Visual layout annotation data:

···

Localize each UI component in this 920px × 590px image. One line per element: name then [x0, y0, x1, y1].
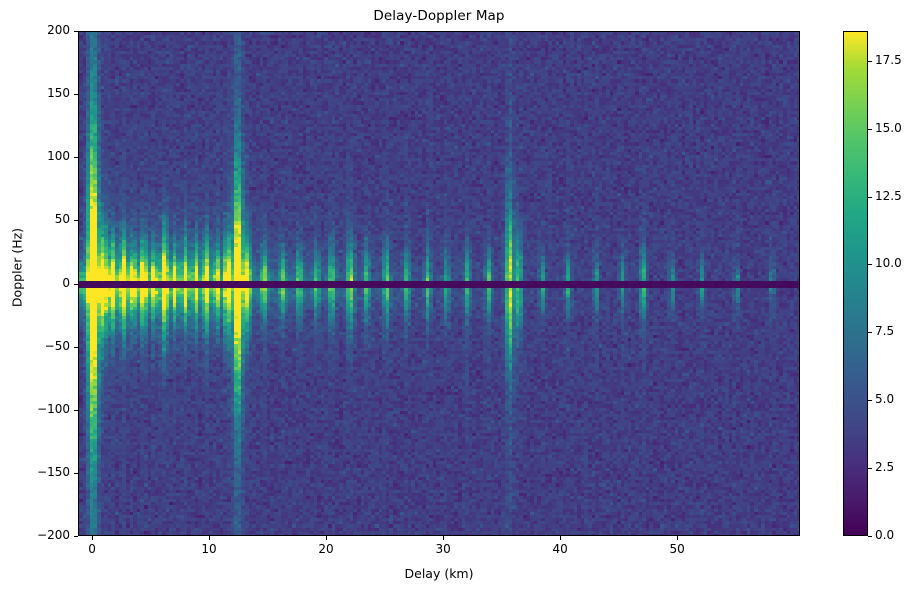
- y-tick: [74, 94, 78, 96]
- x-tick: [326, 536, 328, 540]
- y-tick-label: 100: [47, 149, 70, 164]
- page-title: Delay-Doppler Map: [373, 8, 505, 24]
- x-tick: [677, 536, 679, 540]
- x-tick-label: 0: [88, 542, 96, 556]
- x-tick: [92, 536, 94, 540]
- x-tick-label: 30: [435, 542, 451, 556]
- colorbar-tick: [868, 400, 872, 402]
- heatmap-axes: [78, 31, 800, 536]
- y-tick-label: 150: [47, 86, 70, 101]
- colorbar-tick: [868, 196, 872, 198]
- colorbar: [843, 31, 868, 536]
- y-tick: [74, 220, 78, 222]
- y-axis-label: Doppler (Hz): [9, 227, 25, 308]
- colorbar-tick: [868, 60, 872, 62]
- colorbar-tick-label: 2.5: [875, 460, 895, 475]
- x-tick-label: 50: [669, 542, 685, 556]
- colorbar-tick-label: 17.5: [875, 52, 902, 67]
- y-tick: [74, 346, 78, 348]
- y-tick-label: −150: [37, 464, 70, 479]
- y-tick-label: 50: [54, 212, 70, 227]
- y-tick-label: −100: [37, 401, 70, 416]
- y-tick: [74, 157, 78, 159]
- colorbar-tick: [868, 128, 872, 130]
- colorbar-tick-label: 5.0: [875, 392, 895, 407]
- colorbar-tick-label: 7.5: [875, 324, 895, 339]
- x-tick-label: 10: [201, 542, 217, 556]
- colorbar-tick-label: 15.0: [875, 120, 902, 135]
- y-tick-label: 0: [62, 275, 70, 290]
- y-tick: [74, 31, 78, 32]
- y-tick: [74, 283, 78, 285]
- x-tick-label: 40: [552, 542, 568, 556]
- colorbar-tick: [868, 264, 872, 266]
- colorbar-tick: [868, 332, 872, 334]
- colorbar-tick-label: 10.0: [875, 256, 902, 271]
- x-tick: [209, 536, 211, 540]
- x-tick: [560, 536, 562, 540]
- colorbar-tick-label: 12.5: [875, 188, 902, 203]
- x-tick-label: 20: [318, 542, 334, 556]
- y-tick-label: −50: [44, 338, 70, 353]
- delay-doppler-heatmap: [79, 32, 799, 535]
- colorbar-tick: [868, 468, 872, 470]
- y-tick-label: 200: [47, 23, 70, 37]
- colorbar-gradient: [844, 32, 867, 535]
- colorbar-tick-label: 0.0: [875, 528, 895, 542]
- y-tick: [74, 472, 78, 474]
- colorbar-tick: [868, 536, 872, 537]
- x-tick: [443, 536, 445, 540]
- y-tick-label: −200: [37, 528, 70, 542]
- x-axis-label: Delay (km): [404, 566, 474, 581]
- y-tick: [74, 536, 78, 537]
- y-tick: [74, 409, 78, 411]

···

[Exercise directions]
Return each line of the listing above that contains the string "axis".

[The output]
- y-axis-label: Doppler (Hz): [9, 227, 25, 308]
- x-axis-label: Delay (km): [404, 566, 474, 581]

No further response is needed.